▶ What you are asked to do: Send back the entries below exactly as they appear.

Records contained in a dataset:
★ ★ ★ ★
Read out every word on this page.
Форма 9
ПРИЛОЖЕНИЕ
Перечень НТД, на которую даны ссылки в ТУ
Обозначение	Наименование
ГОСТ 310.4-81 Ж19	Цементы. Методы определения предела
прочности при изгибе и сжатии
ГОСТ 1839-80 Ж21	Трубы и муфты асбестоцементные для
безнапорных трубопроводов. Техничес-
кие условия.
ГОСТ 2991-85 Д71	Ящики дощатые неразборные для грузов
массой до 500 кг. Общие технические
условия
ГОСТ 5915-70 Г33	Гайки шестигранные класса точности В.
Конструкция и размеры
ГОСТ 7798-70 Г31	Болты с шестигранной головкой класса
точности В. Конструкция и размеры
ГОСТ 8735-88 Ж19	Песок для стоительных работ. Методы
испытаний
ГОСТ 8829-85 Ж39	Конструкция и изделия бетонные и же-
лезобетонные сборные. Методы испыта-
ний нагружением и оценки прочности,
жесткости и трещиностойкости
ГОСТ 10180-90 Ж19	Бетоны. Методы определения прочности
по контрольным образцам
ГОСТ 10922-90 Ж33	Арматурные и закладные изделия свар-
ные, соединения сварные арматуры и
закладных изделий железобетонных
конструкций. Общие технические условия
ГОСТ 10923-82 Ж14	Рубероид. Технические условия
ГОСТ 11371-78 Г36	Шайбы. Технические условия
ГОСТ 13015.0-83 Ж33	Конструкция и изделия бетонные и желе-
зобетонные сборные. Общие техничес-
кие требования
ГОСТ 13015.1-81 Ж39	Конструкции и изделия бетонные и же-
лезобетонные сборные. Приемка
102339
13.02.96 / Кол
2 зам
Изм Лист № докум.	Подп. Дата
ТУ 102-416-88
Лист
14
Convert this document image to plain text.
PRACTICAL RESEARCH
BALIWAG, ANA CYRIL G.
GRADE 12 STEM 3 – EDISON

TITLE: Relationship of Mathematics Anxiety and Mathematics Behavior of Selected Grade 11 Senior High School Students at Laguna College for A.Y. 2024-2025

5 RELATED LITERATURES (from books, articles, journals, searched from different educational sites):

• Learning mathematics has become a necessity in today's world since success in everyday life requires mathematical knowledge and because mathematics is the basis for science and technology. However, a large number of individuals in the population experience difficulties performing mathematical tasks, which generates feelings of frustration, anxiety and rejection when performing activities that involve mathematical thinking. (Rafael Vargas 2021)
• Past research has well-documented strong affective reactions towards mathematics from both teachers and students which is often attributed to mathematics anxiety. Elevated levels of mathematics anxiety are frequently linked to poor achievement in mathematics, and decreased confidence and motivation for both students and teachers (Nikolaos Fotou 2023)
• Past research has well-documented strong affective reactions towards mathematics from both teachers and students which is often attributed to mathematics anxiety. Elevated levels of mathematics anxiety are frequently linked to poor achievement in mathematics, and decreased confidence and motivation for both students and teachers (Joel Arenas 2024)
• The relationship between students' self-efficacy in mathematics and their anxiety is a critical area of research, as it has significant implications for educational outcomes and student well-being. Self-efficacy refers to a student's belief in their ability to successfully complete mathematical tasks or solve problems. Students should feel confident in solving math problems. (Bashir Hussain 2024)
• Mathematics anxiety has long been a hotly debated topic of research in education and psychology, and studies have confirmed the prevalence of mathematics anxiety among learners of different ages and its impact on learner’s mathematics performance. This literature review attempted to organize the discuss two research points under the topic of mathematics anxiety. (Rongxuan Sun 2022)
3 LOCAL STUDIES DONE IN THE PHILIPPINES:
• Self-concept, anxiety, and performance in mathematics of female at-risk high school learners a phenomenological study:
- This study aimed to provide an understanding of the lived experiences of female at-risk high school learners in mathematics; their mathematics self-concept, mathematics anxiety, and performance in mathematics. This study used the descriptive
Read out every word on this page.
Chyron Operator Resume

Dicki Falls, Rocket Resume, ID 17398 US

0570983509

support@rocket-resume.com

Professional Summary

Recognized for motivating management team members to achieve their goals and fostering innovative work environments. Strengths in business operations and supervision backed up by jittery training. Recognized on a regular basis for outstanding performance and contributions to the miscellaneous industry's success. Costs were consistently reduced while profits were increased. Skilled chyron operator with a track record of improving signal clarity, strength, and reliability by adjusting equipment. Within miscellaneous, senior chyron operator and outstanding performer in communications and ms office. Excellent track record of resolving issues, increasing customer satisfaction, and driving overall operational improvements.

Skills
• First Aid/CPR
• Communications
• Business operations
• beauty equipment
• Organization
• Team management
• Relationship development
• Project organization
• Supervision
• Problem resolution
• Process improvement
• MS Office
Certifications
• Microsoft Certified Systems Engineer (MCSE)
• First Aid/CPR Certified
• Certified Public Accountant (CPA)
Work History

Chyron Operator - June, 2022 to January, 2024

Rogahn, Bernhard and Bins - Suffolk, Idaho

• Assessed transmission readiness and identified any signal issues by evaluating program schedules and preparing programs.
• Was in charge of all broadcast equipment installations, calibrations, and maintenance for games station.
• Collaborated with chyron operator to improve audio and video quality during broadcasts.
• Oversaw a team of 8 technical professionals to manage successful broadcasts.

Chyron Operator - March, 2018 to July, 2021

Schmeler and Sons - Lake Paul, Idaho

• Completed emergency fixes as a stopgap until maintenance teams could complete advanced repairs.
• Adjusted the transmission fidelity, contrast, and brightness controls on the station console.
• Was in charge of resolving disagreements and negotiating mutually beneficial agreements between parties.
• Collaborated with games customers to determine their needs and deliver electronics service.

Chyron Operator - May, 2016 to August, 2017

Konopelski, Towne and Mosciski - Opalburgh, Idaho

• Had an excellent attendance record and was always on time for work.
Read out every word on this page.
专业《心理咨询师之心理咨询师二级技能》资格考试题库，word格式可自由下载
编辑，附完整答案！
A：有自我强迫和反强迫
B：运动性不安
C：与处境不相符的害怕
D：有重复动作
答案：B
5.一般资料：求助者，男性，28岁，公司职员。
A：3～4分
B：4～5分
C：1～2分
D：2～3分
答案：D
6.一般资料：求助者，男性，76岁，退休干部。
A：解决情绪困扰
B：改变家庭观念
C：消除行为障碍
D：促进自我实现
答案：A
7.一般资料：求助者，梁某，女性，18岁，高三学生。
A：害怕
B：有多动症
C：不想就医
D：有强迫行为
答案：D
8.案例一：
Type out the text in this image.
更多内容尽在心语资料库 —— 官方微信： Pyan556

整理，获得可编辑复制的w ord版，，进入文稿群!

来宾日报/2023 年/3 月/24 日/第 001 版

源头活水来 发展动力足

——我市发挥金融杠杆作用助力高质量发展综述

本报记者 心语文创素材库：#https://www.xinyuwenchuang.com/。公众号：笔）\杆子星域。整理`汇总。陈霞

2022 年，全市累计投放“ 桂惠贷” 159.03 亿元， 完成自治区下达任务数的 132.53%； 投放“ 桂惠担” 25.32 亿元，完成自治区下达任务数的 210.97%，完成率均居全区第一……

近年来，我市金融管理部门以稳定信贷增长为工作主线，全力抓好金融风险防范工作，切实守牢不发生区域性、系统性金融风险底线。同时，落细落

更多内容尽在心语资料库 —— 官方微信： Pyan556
★ ★ ★ ★
▶ Exercise response:
Read out every word on this page.
Форма 9
ПРИЛОЖЕНИЕ
Перечень НТД, на которую даны ссылки в ТУ
Обозначение	Наименование
ГОСТ 310.4-81 Ж19	Цементы. Методы определения предела
прочности при изгибе и сжатии
ГОСТ 1839-80 Ж21	Трубы и муфты асбестоцементные для
безнапорных трубопроводов. Техничес-
кие условия.
ГОСТ 2991-85 Д71	Ящики дощатые неразборные для грузов
массой до 500 кг. Общие технические
условия
ГОСТ 5915-70 Г33	Гайки шестигранные класса точности В.
Конструкция и размеры
ГОСТ 7798-70 Г31	Болты с шестигранной головкой класса
точности В. Конструкция и размеры
ГОСТ 8735-88 Ж19	Песок для стоительных работ. Методы
испытаний
ГОСТ 8829-85 Ж39	Конструкция и изделия бетонные и же-
лезобетонные сборные. Методы испыта-
ний нагружением и оценки прочности,
жесткости и трещиностойкости
ГОСТ 10180-90 Ж19	Бетоны. Методы определения прочности
по контрольным образцам
ГОСТ 10922-90 Ж33	Арматурные и закладные изделия свар-
ные, соединения сварные арматуры и
закладных изделий железобетонных
конструкций. Общие технические условия
ГОСТ 10923-82 Ж14	Рубероид. Технические условия
ГОСТ 11371-78 Г36	Шайбы. Технические условия
ГОСТ 13015.0-83 Ж33	Конструкция и изделия бетонные и желе-
зобетонные сборные. Общие техничес-
кие требования
ГОСТ 13015.1-81 Ж39	Конструкции и изделия бетонные и же-
лезобетонные сборные. Приемка
102339
13.02.96 / Кол
2 зам
Изм Лист № докум.	Подп. Дата
ТУ 102-416-88
Лист
14
Convert this document image to plain text.
PRACTICAL RESEARCH
BALIWAG, ANA CYRIL G.
GRADE 12 STEM 3 – EDISON

TITLE: Relationship of Mathematics Anxiety and Mathematics Behavior of Selected Grade 11 Senior High School Students at Laguna College for A.Y. 2024-2025

5 RELATED LITERATURES (from books, articles, journals, searched from different educational sites):

• Learning mathematics has become a necessity in today's world since success in everyday life requires mathematical knowledge and because mathematics is the basis for science and technology. However, a large number of individuals in the population experience difficulties performing mathematical tasks, which generates feelings of frustration, anxiety and rejection when performing activities that involve mathematical thinking. (Rafael Vargas 2021)
• Past research has well-documented strong affective reactions towards mathematics from both teachers and students which is often attributed to mathematics anxiety. Elevated levels of mathematics anxiety are frequently linked to poor achievement in mathematics, and decreased confidence and motivation for both students and teachers (Nikolaos Fotou 2023)
• Past research has well-documented strong affective reactions towards mathematics from both teachers and students which is often attributed to mathematics anxiety. Elevated levels of mathematics anxiety are frequently linked to poor achievement in mathematics, and decreased confidence and motivation for both students and teachers (Joel Arenas 2024)
• The relationship between students' self-efficacy in mathematics and their anxiety is a critical area of research, as it has significant implications for educational outcomes and student well-being. Self-efficacy refers to a student's belief in their ability to successfully complete mathematical tasks or solve problems. Students should feel confident in solving math problems. (Bashir Hussain 2024)
• Mathematics anxiety has long been a hotly debated topic of research in education and psychology, and studies have confirmed the prevalence of mathematics anxiety among learners of different ages and its impact on learner’s mathematics performance. This literature review attempted to organize the discuss two research points under the topic of mathematics anxiety. (Rongxuan Sun 2022)
3 LOCAL STUDIES DONE IN THE PHILIPPINES:
• Self-concept, anxiety, and performance in mathematics of female at-risk high school learners a phenomenological study:
- This study aimed to provide an understanding of the lived experiences of female at-risk high school learners in mathematics; their mathematics self-concept, mathematics anxiety, and performance in mathematics. This study used the descriptive
Read out every word on this page.
Chyron Operator Resume

Dicki Falls, Rocket Resume, ID 17398 US

0570983509

support@rocket-resume.com

Professional Summary

Recognized for motivating management team members to achieve their goals and fostering innovative work environments. Strengths in business operations and supervision backed up by jittery training. Recognized on a regular basis for outstanding performance and contributions to the miscellaneous industry's success. Costs were consistently reduced while profits were increased. Skilled chyron operator with a track record of improving signal clarity, strength, and reliability by adjusting equipment. Within miscellaneous, senior chyron operator and outstanding performer in communications and ms office. Excellent track record of resolving issues, increasing customer satisfaction, and driving overall operational improvements.

Skills
• First Aid/CPR
• Communications
• Business operations
• beauty equipment
• Organization
• Team management
• Relationship development
• Project organization
• Supervision
• Problem resolution
• Process improvement
• MS Office
Certifications
• Microsoft Certified Systems Engineer (MCSE)
• First Aid/CPR Certified
• Certified Public Accountant (CPA)
Work History

Chyron Operator - June, 2022 to January, 2024

Rogahn, Bernhard and Bins - Suffolk, Idaho

• Assessed transmission readiness and identified any signal issues by evaluating program schedules and preparing programs.
• Was in charge of all broadcast equipment installations, calibrations, and maintenance for games station.
• Collaborated with chyron operator to improve audio and video quality during broadcasts.
• Oversaw a team of 8 technical professionals to manage successful broadcasts.

Chyron Operator - March, 2018 to July, 2021

Schmeler and Sons - Lake Paul, Idaho

• Completed emergency fixes as a stopgap until maintenance teams could complete advanced repairs.
• Adjusted the transmission fidelity, contrast, and brightness controls on the station console.
• Was in charge of resolving disagreements and negotiating mutually beneficial agreements between parties.
• Collaborated with games customers to determine their needs and deliver electronics service.

Chyron Operator - May, 2016 to August, 2017

Konopelski, Towne and Mosciski - Opalburgh, Idaho

• Had an excellent attendance record and was always on time for work.
Read out every word on this page.
专业《心理咨询师之心理咨询师二级技能》资格考试题库，word格式可自由下载
编辑，附完整答案！
A：有自我强迫和反强迫
B：运动性不安
C：与处境不相符的害怕
D：有重复动作
答案：B
5.一般资料：求助者，男性，28岁，公司职员。
A：3～4分
B：4～5分
C：1～2分
D：2～3分
答案：D
6.一般资料：求助者，男性，76岁，退休干部。
A：解决情绪困扰
B：改变家庭观念
C：消除行为障碍
D：促进自我实现
答案：A
7.一般资料：求助者，梁某，女性，18岁，高三学生。
A：害怕
B：有多动症
C：不想就医
D：有强迫行为
答案：D
8.案例一：
Type out the text in this image.
更多内容尽在心语资料库 —— 官方微信： Pyan556

整理，获得可编辑复制的w ord版，，进入文稿群!

来宾日报/2023 年/3 月/24 日/第 001 版

源头活水来 发展动力足

——我市发挥金融杠杆作用助力高质量发展综述

本报记者 心语文创素材库：#https://www.xinyuwenchuang.com/。公众号：笔）\杆子星域。整理`汇总。陈霞

2022 年，全市累计投放“ 桂惠贷” 159.03 亿元， 完成自治区下达任务数的 132.53%； 投放“ 桂惠担” 25.32 亿元，完成自治区下达任务数的 210.97%，完成率均居全区第一……

近年来，我市金融管理部门以稳定信贷增长为工作主线，全力抓好金融风险防范工作，切实守牢不发生区域性、系统性金融风险底线。同时，落细落

更多内容尽在心语资料库 —— 官方微信： Pyan556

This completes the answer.